%%

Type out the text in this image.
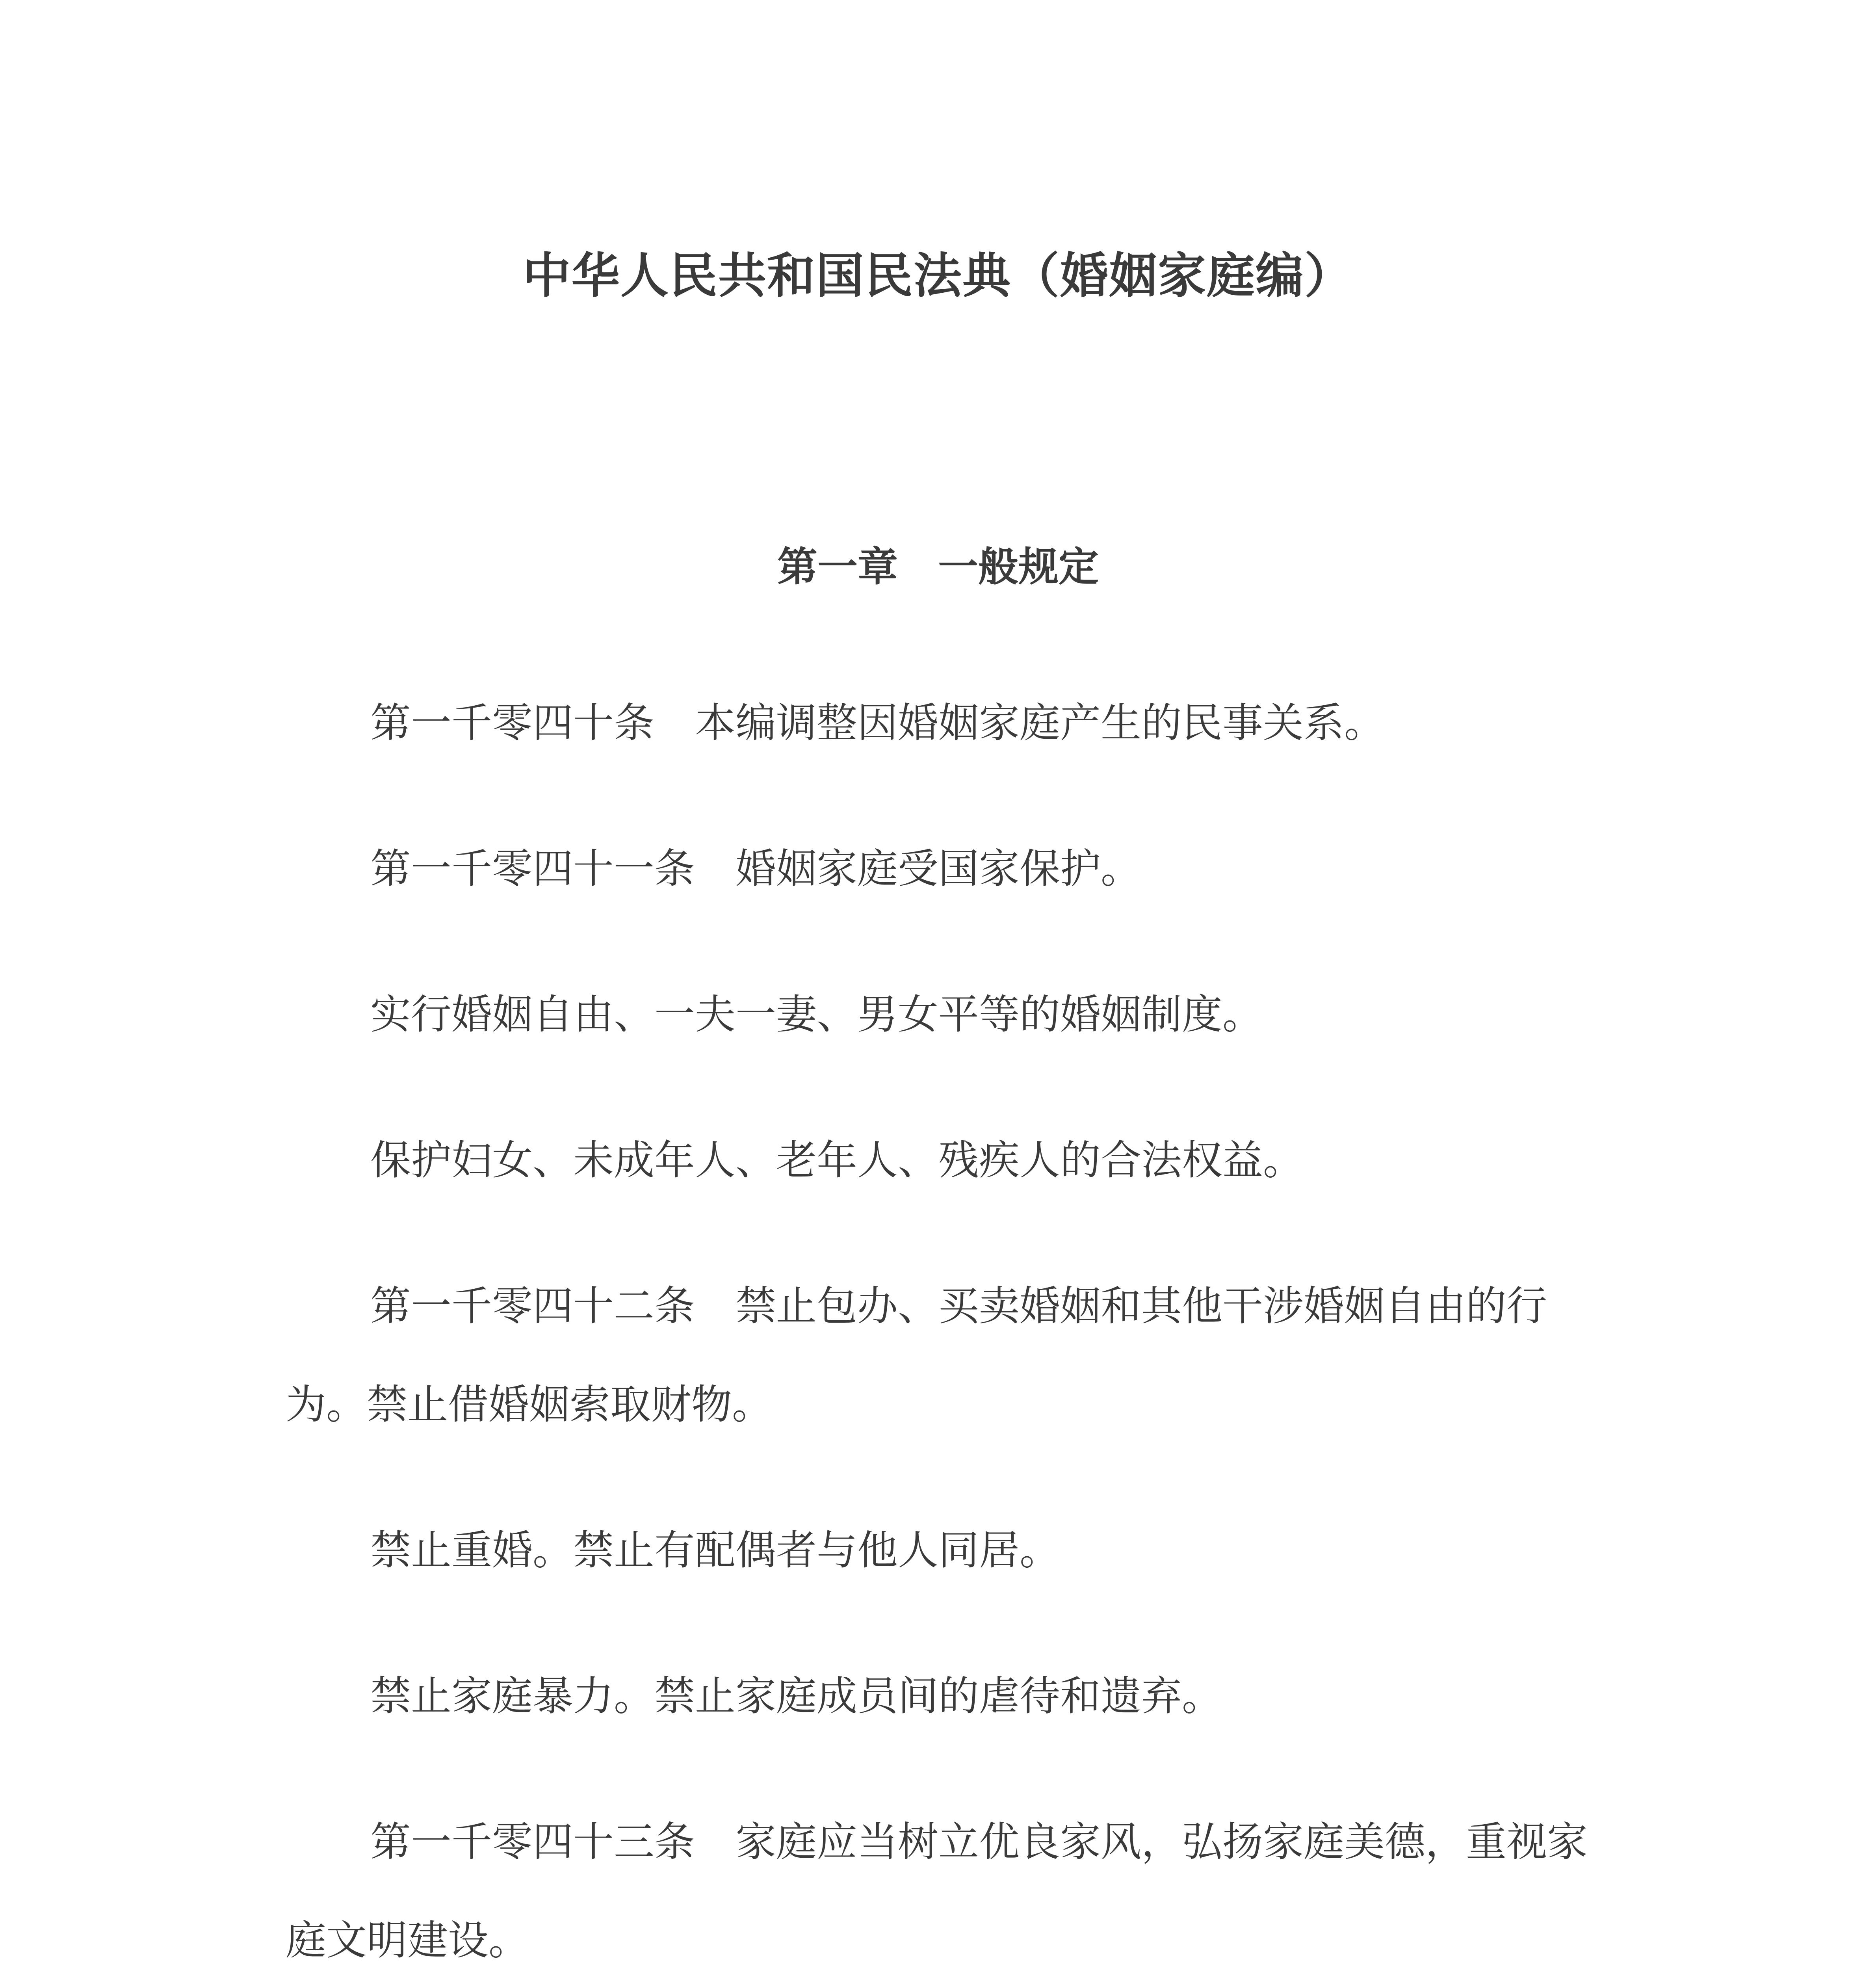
中华人民共和国民法典（婚姻家庭编）
第一章　一般规定

第一千零四十条　本编调整因婚姻家庭产生的民事关系。

第一千零四十一条　婚姻家庭受国家保护。

实行婚姻自由、一夫一妻、男女平等的婚姻制度。

保护妇女、未成年人、老年人、残疾人的合法权益。

第一千零四十二条　禁止包办、买卖婚姻和其他干涉婚姻自由的行为。禁止借婚姻索取财物。

禁止重婚。禁止有配偶者与他人同居。

禁止家庭暴力。禁止家庭成员间的虐待和遗弃。

第一千零四十三条　家庭应当树立优良家风，弘扬家庭美德，重视家庭文明建设。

%%

WHAT YOU WILL DO:
Extract the full listing above verbatim; pictures are to be left out of the copy.

TASK RESULT:
Type out the text in this image.
中华人民共和国民法典（婚姻家庭编）
第一章　一般规定

第一千零四十条　本编调整因婚姻家庭产生的民事关系。

第一千零四十一条　婚姻家庭受国家保护。

实行婚姻自由、一夫一妻、男女平等的婚姻制度。

保护妇女、未成年人、老年人、残疾人的合法权益。

第一千零四十二条　禁止包办、买卖婚姻和其他干涉婚姻自由的行为。禁止借婚姻索取财物。

禁止重婚。禁止有配偶者与他人同居。

禁止家庭暴力。禁止家庭成员间的虐待和遗弃。

第一千零四十三条　家庭应当树立优良家风，弘扬家庭美德，重视家庭文明建设。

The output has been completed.